_Requirement_
Copy every line that contains the string "ANGLE" from the entries below.

Begin

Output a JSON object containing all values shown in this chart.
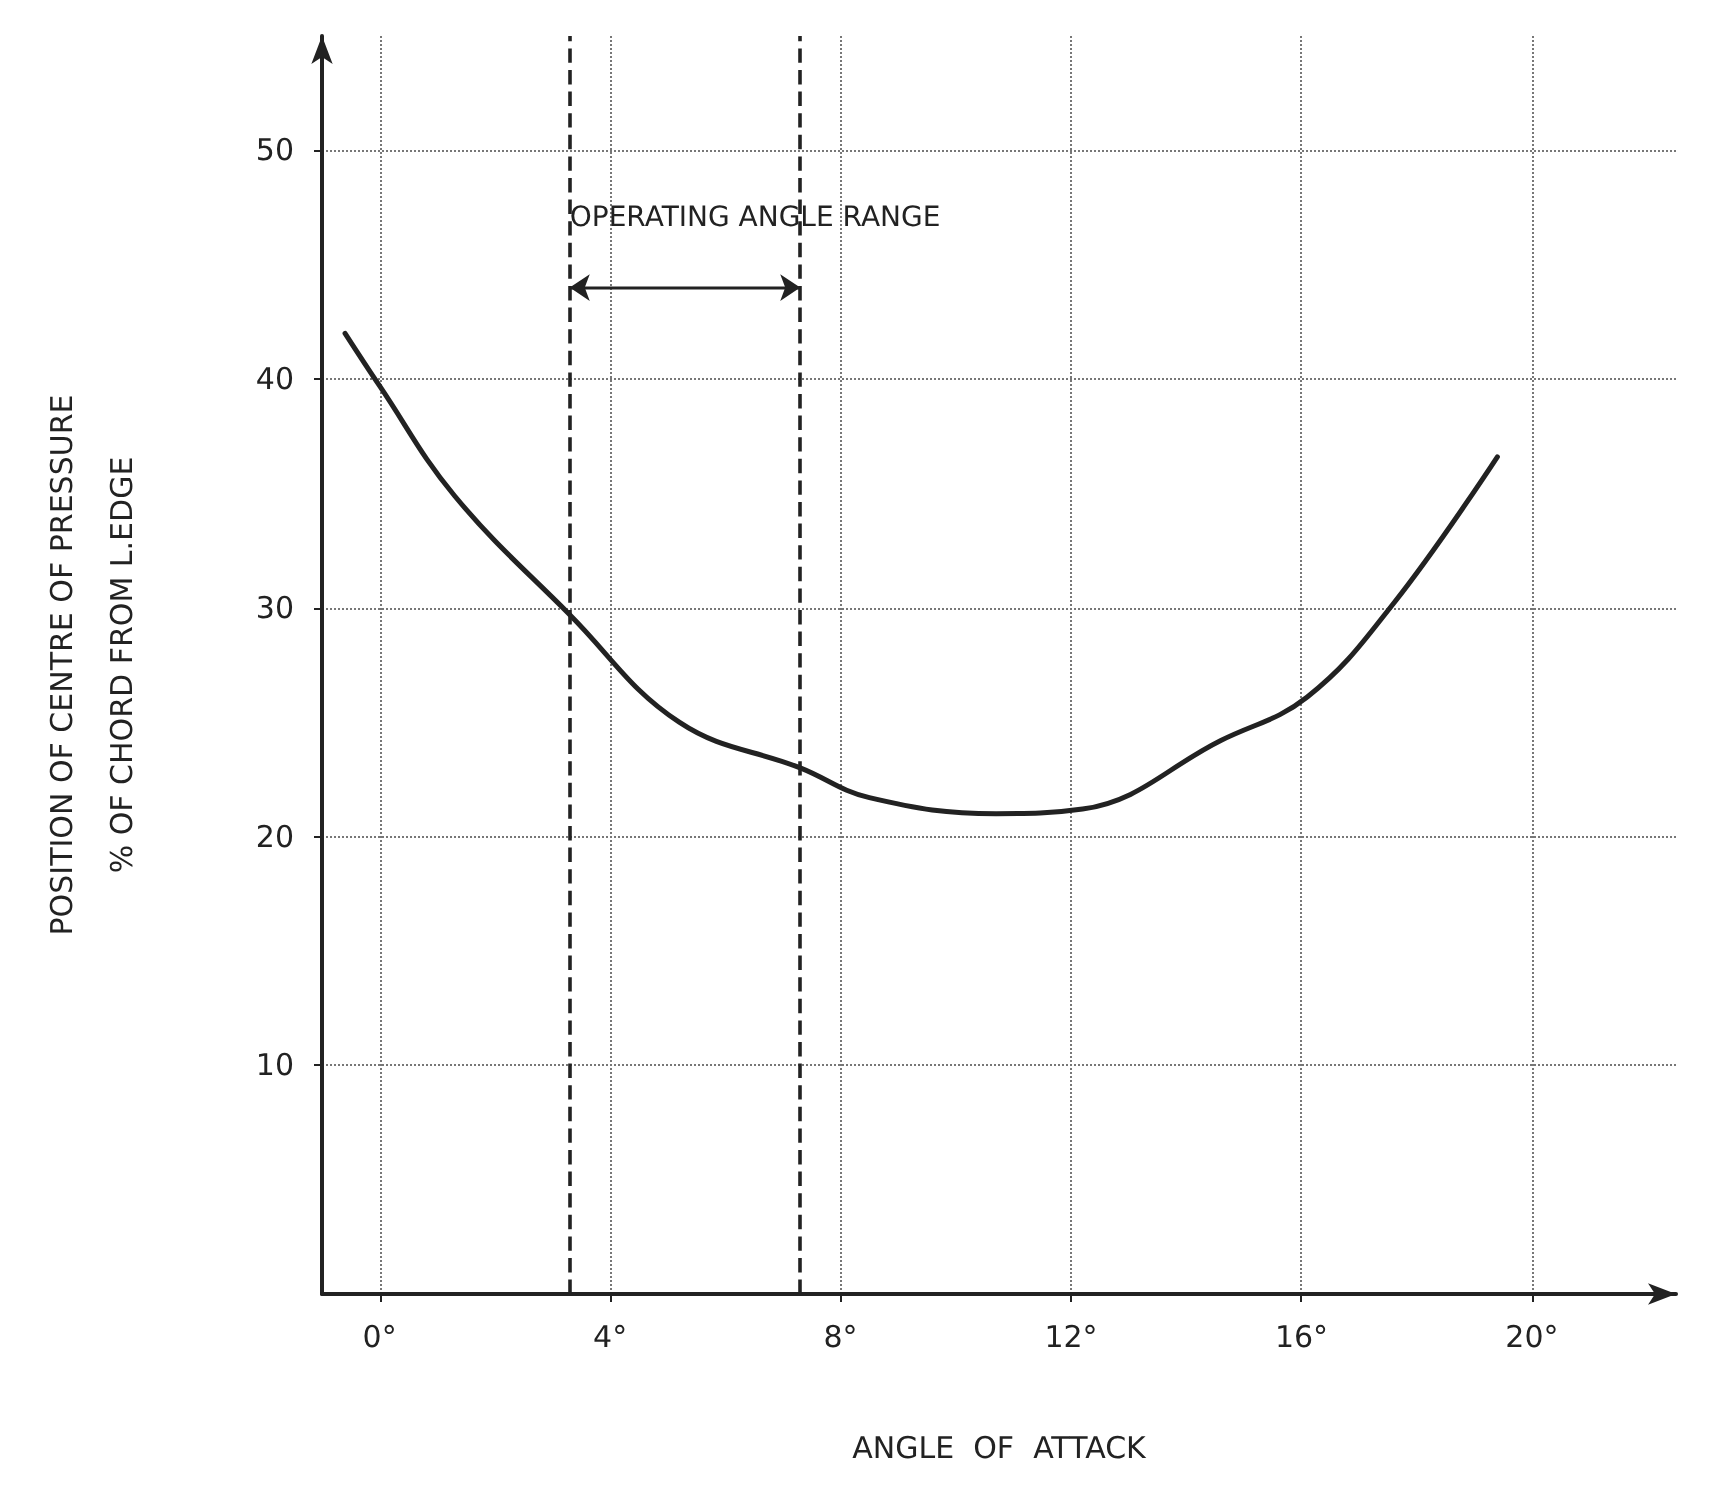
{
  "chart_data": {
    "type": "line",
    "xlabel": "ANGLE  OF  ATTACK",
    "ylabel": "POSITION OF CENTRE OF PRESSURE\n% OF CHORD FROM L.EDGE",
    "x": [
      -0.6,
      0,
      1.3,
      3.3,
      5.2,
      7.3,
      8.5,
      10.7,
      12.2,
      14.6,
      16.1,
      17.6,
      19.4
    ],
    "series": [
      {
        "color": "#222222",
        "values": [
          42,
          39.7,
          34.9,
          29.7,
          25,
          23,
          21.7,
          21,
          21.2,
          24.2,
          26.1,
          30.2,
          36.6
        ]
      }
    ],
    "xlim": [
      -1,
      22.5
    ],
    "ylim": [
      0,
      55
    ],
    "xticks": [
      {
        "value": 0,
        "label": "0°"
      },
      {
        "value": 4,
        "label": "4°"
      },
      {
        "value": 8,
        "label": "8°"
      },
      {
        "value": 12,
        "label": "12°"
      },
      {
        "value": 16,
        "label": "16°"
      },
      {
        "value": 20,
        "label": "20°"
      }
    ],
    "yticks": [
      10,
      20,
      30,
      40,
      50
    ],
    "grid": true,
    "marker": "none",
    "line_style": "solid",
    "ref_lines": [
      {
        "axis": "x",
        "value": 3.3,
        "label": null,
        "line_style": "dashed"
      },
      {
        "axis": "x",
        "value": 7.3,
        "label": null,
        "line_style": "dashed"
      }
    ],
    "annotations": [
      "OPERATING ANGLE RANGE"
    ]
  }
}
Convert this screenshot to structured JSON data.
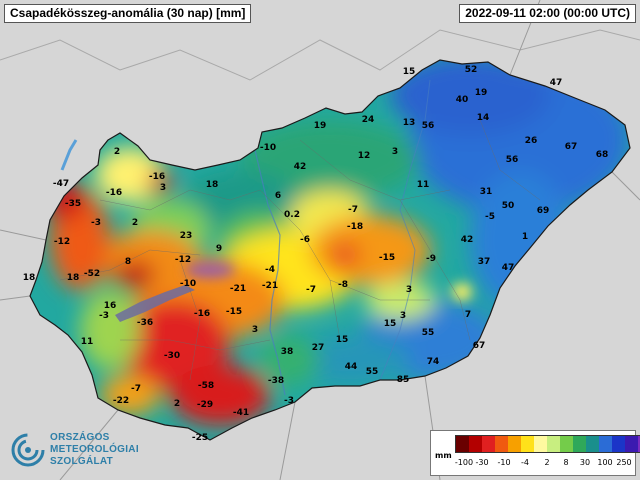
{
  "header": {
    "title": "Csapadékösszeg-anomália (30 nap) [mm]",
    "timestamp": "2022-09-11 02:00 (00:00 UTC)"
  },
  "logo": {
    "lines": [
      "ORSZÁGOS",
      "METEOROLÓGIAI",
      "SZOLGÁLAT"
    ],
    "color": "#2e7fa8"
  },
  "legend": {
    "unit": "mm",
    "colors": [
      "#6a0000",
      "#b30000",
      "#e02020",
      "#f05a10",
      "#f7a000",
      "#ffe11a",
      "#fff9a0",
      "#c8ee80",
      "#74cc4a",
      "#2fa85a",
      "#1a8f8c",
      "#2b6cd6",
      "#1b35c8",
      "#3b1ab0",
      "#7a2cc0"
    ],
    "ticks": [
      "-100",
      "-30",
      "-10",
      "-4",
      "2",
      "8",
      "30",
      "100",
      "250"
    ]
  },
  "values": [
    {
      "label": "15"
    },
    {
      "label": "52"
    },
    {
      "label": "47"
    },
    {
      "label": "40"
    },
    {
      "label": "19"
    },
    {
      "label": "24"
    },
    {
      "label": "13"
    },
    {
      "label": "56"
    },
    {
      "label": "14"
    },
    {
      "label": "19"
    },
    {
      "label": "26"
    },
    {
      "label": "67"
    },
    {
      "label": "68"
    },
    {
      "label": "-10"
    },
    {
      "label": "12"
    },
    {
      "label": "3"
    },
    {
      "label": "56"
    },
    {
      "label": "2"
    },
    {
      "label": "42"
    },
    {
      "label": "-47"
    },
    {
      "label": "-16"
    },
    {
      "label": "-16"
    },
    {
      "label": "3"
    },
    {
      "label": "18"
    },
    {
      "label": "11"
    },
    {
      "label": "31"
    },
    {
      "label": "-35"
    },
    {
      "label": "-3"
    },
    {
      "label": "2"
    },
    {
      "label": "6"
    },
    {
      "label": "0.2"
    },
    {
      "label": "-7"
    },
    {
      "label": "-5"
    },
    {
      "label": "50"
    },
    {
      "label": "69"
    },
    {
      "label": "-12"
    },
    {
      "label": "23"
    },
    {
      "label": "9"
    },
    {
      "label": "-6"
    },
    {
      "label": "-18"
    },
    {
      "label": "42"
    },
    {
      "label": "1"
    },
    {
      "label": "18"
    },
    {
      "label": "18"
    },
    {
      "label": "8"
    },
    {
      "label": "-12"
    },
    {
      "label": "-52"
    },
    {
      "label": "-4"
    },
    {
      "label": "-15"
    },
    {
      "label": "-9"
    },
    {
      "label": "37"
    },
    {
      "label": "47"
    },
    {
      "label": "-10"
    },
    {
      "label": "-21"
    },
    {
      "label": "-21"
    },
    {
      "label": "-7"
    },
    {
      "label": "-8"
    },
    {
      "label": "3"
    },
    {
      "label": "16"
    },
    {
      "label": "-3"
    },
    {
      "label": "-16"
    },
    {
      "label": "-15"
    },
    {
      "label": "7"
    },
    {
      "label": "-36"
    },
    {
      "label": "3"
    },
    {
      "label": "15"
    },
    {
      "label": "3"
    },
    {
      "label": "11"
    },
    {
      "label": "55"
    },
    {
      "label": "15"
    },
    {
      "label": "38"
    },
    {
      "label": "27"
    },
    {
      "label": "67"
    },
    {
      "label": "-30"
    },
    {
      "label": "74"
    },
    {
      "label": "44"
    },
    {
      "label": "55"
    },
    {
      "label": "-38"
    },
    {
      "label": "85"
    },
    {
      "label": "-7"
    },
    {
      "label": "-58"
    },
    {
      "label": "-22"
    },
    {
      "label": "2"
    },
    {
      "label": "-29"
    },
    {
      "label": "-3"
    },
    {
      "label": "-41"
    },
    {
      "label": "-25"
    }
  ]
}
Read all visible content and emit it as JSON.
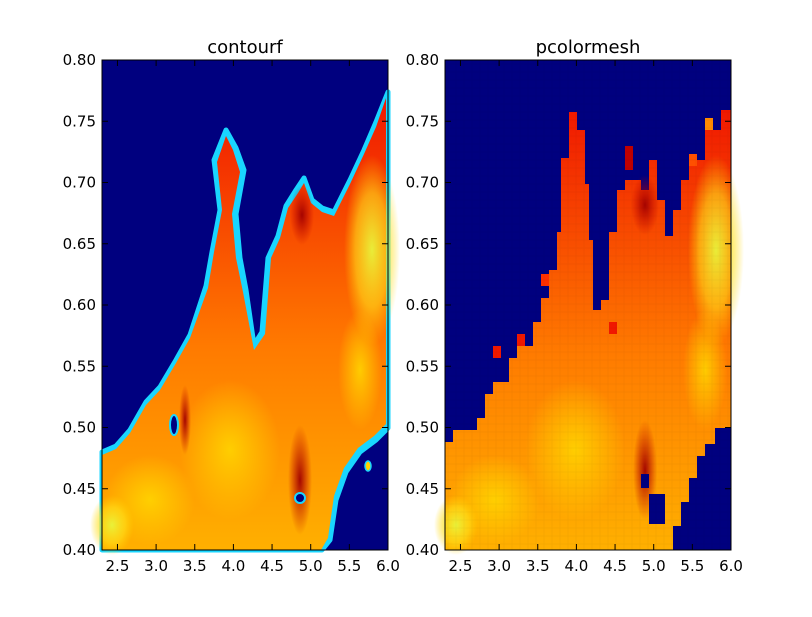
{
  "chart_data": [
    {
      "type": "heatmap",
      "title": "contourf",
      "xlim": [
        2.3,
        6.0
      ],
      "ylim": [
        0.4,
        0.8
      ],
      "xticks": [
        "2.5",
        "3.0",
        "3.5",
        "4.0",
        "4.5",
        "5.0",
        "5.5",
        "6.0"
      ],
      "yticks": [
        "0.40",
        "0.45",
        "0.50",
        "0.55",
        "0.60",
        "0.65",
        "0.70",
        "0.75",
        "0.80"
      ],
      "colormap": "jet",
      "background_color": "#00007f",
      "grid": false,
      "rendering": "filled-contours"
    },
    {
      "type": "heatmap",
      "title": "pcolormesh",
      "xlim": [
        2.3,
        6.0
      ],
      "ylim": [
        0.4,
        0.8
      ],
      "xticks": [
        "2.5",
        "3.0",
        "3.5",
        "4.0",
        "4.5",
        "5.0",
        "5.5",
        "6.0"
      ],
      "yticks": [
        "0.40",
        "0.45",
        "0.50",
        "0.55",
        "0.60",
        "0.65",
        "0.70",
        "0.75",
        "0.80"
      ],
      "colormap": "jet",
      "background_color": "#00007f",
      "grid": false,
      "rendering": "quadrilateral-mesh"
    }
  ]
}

End

_Exercise result_
    "xlabel": "ANGLE  OF  ATTACK",
      "OPERATING ANGLE RANGE"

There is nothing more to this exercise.